**RECORDED DATA:**
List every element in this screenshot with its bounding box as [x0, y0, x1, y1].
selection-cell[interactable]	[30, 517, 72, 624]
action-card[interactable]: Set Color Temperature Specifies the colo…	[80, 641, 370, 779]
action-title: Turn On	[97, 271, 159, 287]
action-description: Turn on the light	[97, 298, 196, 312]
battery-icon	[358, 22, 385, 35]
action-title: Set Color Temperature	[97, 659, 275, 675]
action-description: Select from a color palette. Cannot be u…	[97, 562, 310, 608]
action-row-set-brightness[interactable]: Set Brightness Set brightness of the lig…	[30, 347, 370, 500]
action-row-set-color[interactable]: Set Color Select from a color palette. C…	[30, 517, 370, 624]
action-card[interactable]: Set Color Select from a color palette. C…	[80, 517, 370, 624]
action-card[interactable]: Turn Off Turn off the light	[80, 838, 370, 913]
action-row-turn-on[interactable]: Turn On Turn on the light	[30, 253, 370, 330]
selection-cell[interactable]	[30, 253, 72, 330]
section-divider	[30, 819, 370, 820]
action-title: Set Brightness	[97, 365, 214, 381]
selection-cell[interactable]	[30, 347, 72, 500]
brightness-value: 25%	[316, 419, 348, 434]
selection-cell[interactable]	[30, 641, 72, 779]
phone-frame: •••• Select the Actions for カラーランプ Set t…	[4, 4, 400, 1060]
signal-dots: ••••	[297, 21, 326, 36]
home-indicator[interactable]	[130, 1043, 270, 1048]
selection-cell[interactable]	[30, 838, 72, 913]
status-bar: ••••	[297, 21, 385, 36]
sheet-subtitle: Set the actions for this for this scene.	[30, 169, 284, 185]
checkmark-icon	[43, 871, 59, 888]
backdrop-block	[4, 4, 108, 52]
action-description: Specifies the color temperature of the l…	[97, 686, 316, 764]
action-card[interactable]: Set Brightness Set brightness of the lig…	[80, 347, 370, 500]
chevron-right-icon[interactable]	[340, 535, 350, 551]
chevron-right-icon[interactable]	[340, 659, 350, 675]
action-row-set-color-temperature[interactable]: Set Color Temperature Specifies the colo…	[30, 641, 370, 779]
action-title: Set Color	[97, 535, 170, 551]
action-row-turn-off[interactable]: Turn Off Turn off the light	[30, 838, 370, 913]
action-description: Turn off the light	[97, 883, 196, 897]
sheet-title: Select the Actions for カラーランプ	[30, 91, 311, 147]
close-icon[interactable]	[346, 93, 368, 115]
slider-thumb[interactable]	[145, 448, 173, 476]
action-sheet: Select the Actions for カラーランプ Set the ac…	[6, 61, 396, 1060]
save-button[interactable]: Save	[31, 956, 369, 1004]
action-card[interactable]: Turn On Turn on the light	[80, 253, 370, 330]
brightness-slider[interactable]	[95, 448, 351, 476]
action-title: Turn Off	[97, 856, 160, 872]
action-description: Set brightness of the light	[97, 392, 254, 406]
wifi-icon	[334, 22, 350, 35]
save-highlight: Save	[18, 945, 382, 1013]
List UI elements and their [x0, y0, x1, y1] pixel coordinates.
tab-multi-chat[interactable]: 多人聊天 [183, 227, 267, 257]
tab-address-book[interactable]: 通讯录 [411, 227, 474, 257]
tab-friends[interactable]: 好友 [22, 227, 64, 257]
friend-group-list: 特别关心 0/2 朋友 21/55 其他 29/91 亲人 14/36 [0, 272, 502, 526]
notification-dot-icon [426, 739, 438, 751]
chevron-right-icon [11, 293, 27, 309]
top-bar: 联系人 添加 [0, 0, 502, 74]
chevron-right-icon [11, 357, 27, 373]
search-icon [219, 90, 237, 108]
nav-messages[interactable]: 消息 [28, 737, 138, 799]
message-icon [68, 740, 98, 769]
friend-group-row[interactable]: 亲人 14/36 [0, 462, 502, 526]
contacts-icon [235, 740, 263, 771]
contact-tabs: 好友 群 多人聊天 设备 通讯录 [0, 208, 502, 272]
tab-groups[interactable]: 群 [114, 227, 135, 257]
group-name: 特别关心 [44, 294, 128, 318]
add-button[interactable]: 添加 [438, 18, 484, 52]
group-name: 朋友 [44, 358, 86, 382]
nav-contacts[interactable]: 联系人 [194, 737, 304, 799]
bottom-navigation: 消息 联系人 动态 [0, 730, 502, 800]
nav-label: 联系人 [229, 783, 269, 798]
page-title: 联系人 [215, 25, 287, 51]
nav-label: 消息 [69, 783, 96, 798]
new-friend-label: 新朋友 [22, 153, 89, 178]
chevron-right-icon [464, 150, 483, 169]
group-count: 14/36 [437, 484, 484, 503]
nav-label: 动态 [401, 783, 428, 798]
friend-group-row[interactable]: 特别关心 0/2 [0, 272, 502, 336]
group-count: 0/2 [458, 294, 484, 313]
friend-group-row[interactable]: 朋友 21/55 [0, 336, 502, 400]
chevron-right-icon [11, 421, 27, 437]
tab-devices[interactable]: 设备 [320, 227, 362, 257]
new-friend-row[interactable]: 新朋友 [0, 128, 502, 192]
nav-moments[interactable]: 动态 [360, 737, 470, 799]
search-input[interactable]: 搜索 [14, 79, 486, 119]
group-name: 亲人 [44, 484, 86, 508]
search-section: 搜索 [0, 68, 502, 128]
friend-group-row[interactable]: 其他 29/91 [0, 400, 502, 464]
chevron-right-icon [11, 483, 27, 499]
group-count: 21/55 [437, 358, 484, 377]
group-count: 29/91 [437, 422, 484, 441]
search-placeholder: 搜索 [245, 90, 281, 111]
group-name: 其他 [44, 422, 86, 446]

**GOAL:** Rewrite the listing with each "chevron-right-icon" changed to "arrow-icon", leaving everything else as it is.

**FINAL ANSWER:**
List every element in this screenshot with its bounding box as [x0, y0, x1, y1].
selection-cell[interactable]	[30, 517, 72, 624]
action-card[interactable]: Set Color Temperature Specifies the colo…	[80, 641, 370, 779]
action-title: Turn On	[97, 271, 159, 287]
action-description: Turn on the light	[97, 298, 196, 312]
battery-icon	[358, 22, 385, 35]
action-title: Set Color Temperature	[97, 659, 275, 675]
action-description: Select from a color palette. Cannot be u…	[97, 562, 310, 608]
action-row-set-brightness[interactable]: Set Brightness Set brightness of the lig…	[30, 347, 370, 500]
action-row-set-color[interactable]: Set Color Select from a color palette. C…	[30, 517, 370, 624]
action-card[interactable]: Set Color Select from a color palette. C…	[80, 517, 370, 624]
action-card[interactable]: Turn Off Turn off the light	[80, 838, 370, 913]
action-row-turn-on[interactable]: Turn On Turn on the light	[30, 253, 370, 330]
selection-cell[interactable]	[30, 253, 72, 330]
section-divider	[30, 819, 370, 820]
action-title: Set Brightness	[97, 365, 214, 381]
selection-cell[interactable]	[30, 347, 72, 500]
brightness-value: 25%	[316, 419, 348, 434]
selection-cell[interactable]	[30, 641, 72, 779]
phone-frame: •••• Select the Actions for カラーランプ Set t…	[4, 4, 400, 1060]
signal-dots: ••••	[297, 21, 326, 36]
home-indicator[interactable]	[130, 1043, 270, 1048]
selection-cell[interactable]	[30, 838, 72, 913]
status-bar: ••••	[297, 21, 385, 36]
sheet-subtitle: Set the actions for this for this scene.	[30, 169, 284, 185]
checkmark-icon	[43, 871, 59, 888]
backdrop-block	[4, 4, 108, 52]
action-description: Specifies the color temperature of the l…	[97, 686, 316, 764]
action-card[interactable]: Set Brightness Set brightness of the lig…	[80, 347, 370, 500]
arrow-icon[interactable]	[340, 535, 350, 551]
arrow-icon[interactable]	[340, 659, 350, 675]
action-row-set-color-temperature[interactable]: Set Color Temperature Specifies the colo…	[30, 641, 370, 779]
action-title: Set Color	[97, 535, 170, 551]
action-row-turn-off[interactable]: Turn Off Turn off the light	[30, 838, 370, 913]
action-description: Turn off the light	[97, 883, 196, 897]
sheet-title: Select the Actions for カラーランプ	[30, 91, 311, 147]
close-icon[interactable]	[346, 93, 368, 115]
slider-thumb[interactable]	[145, 448, 173, 476]
action-sheet: Select the Actions for カラーランプ Set the ac…	[6, 61, 396, 1060]
save-button[interactable]: Save	[31, 956, 369, 1004]
action-card[interactable]: Turn On Turn on the light	[80, 253, 370, 330]
brightness-slider[interactable]	[95, 448, 351, 476]
action-title: Turn Off	[97, 856, 160, 872]
action-description: Set brightness of the light	[97, 392, 254, 406]
wifi-icon	[334, 22, 350, 35]
save-highlight: Save	[18, 945, 382, 1013]
List UI elements and their [x0, y0, x1, y1] pixel coordinates.
tab-multi-chat[interactable]: 多人聊天 [183, 227, 267, 257]
tab-address-book[interactable]: 通讯录 [411, 227, 474, 257]
tab-friends[interactable]: 好友 [22, 227, 64, 257]
friend-group-list: 特别关心 0/2 朋友 21/55 其他 29/91 亲人 14/36 [0, 272, 502, 526]
notification-dot-icon [426, 739, 438, 751]
arrow-icon [11, 293, 27, 309]
top-bar: 联系人 添加 [0, 0, 502, 74]
arrow-icon [11, 357, 27, 373]
search-icon [219, 90, 237, 108]
nav-messages[interactable]: 消息 [28, 737, 138, 799]
message-icon [68, 740, 98, 769]
friend-group-row[interactable]: 亲人 14/36 [0, 462, 502, 526]
contacts-icon [235, 740, 263, 771]
contact-tabs: 好友 群 多人聊天 设备 通讯录 [0, 208, 502, 272]
tab-groups[interactable]: 群 [114, 227, 135, 257]
group-name: 特别关心 [44, 294, 128, 318]
add-button[interactable]: 添加 [438, 18, 484, 52]
group-name: 朋友 [44, 358, 86, 382]
nav-contacts[interactable]: 联系人 [194, 737, 304, 799]
bottom-navigation: 消息 联系人 动态 [0, 730, 502, 800]
nav-label: 联系人 [229, 783, 269, 798]
page-title: 联系人 [215, 25, 287, 51]
nav-label: 消息 [69, 783, 96, 798]
new-friend-label: 新朋友 [22, 153, 89, 178]
arrow-icon [464, 150, 483, 169]
group-count: 14/36 [437, 484, 484, 503]
nav-label: 动态 [401, 783, 428, 798]
friend-group-row[interactable]: 特别关心 0/2 [0, 272, 502, 336]
group-count: 0/2 [458, 294, 484, 313]
friend-group-row[interactable]: 朋友 21/55 [0, 336, 502, 400]
arrow-icon [11, 421, 27, 437]
tab-devices[interactable]: 设备 [320, 227, 362, 257]
new-friend-row[interactable]: 新朋友 [0, 128, 502, 192]
nav-moments[interactable]: 动态 [360, 737, 470, 799]
search-input[interactable]: 搜索 [14, 79, 486, 119]
group-name: 亲人 [44, 484, 86, 508]
search-section: 搜索 [0, 68, 502, 128]
friend-group-row[interactable]: 其他 29/91 [0, 400, 502, 464]
arrow-icon [11, 483, 27, 499]
group-count: 21/55 [437, 358, 484, 377]
group-count: 29/91 [437, 422, 484, 441]
search-placeholder: 搜索 [245, 90, 281, 111]
group-name: 其他 [44, 422, 86, 446]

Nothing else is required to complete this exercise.